start RECORDS FOR THE EXERCISE
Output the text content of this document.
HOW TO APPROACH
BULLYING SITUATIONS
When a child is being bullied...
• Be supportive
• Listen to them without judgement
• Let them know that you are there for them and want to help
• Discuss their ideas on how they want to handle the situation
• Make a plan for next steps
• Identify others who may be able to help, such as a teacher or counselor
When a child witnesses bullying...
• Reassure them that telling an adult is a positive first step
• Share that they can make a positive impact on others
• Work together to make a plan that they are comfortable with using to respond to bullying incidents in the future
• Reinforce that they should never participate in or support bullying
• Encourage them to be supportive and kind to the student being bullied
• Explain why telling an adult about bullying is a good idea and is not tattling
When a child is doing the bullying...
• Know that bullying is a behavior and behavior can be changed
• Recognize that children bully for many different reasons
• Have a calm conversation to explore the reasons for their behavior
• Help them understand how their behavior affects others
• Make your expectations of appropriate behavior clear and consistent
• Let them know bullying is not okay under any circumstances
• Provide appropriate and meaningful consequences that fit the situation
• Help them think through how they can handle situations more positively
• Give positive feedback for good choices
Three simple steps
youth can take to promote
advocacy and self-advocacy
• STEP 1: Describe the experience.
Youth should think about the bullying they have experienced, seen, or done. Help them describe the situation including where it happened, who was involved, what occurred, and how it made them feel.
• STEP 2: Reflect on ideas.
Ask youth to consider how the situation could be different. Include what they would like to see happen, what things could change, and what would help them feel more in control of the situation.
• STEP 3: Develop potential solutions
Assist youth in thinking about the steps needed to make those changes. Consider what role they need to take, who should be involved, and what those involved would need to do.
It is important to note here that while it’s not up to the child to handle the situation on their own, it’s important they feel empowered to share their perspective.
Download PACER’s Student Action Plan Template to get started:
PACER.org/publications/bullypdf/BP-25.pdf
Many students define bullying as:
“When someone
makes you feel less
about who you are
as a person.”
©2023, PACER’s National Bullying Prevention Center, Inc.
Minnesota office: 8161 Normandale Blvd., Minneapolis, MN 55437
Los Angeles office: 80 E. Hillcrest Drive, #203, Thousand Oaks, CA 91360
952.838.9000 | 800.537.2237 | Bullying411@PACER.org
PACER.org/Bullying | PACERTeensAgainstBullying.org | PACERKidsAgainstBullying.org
end RECORDS FOR THE EXERCISE
▶ WORK INSTRUCTIONS
Output an exact copy of each record.

▶ FULL OUTPUT
Output the text content of this document.
HOW TO APPROACH
BULLYING SITUATIONS
When a child is being bullied...
• Be supportive
• Listen to them without judgement
• Let them know that you are there for them and want to help
• Discuss their ideas on how they want to handle the situation
• Make a plan for next steps
• Identify others who may be able to help, such as a teacher or counselor
When a child witnesses bullying...
• Reassure them that telling an adult is a positive first step
• Share that they can make a positive impact on others
• Work together to make a plan that they are comfortable with using to respond to bullying incidents in the future
• Reinforce that they should never participate in or support bullying
• Encourage them to be supportive and kind to the student being bullied
• Explain why telling an adult about bullying is a good idea and is not tattling
When a child is doing the bullying...
• Know that bullying is a behavior and behavior can be changed
• Recognize that children bully for many different reasons
• Have a calm conversation to explore the reasons for their behavior
• Help them understand how their behavior affects others
• Make your expectations of appropriate behavior clear and consistent
• Let them know bullying is not okay under any circumstances
• Provide appropriate and meaningful consequences that fit the situation
• Help them think through how they can handle situations more positively
• Give positive feedback for good choices
Three simple steps
youth can take to promote
advocacy and self-advocacy
• STEP 1: Describe the experience.
Youth should think about the bullying they have experienced, seen, or done. Help them describe the situation including where it happened, who was involved, what occurred, and how it made them feel.
• STEP 2: Reflect on ideas.
Ask youth to consider how the situation could be different. Include what they would like to see happen, what things could change, and what would help them feel more in control of the situation.
• STEP 3: Develop potential solutions
Assist youth in thinking about the steps needed to make those changes. Consider what role they need to take, who should be involved, and what those involved would need to do.
It is important to note here that while it’s not up to the child to handle the situation on their own, it’s important they feel empowered to share their perspective.
Download PACER’s Student Action Plan Template to get started:
PACER.org/publications/bullypdf/BP-25.pdf
Many students define bullying as:
“When someone
makes you feel less
about who you are
as a person.”
©2023, PACER’s National Bullying Prevention Center, Inc.
Minnesota office: 8161 Normandale Blvd., Minneapolis, MN 55437
Los Angeles office: 80 E. Hillcrest Drive, #203, Thousand Oaks, CA 91360
952.838.9000 | 800.537.2237 | Bullying411@PACER.org
PACER.org/Bullying | PACERTeensAgainstBullying.org | PACERKidsAgainstBullying.org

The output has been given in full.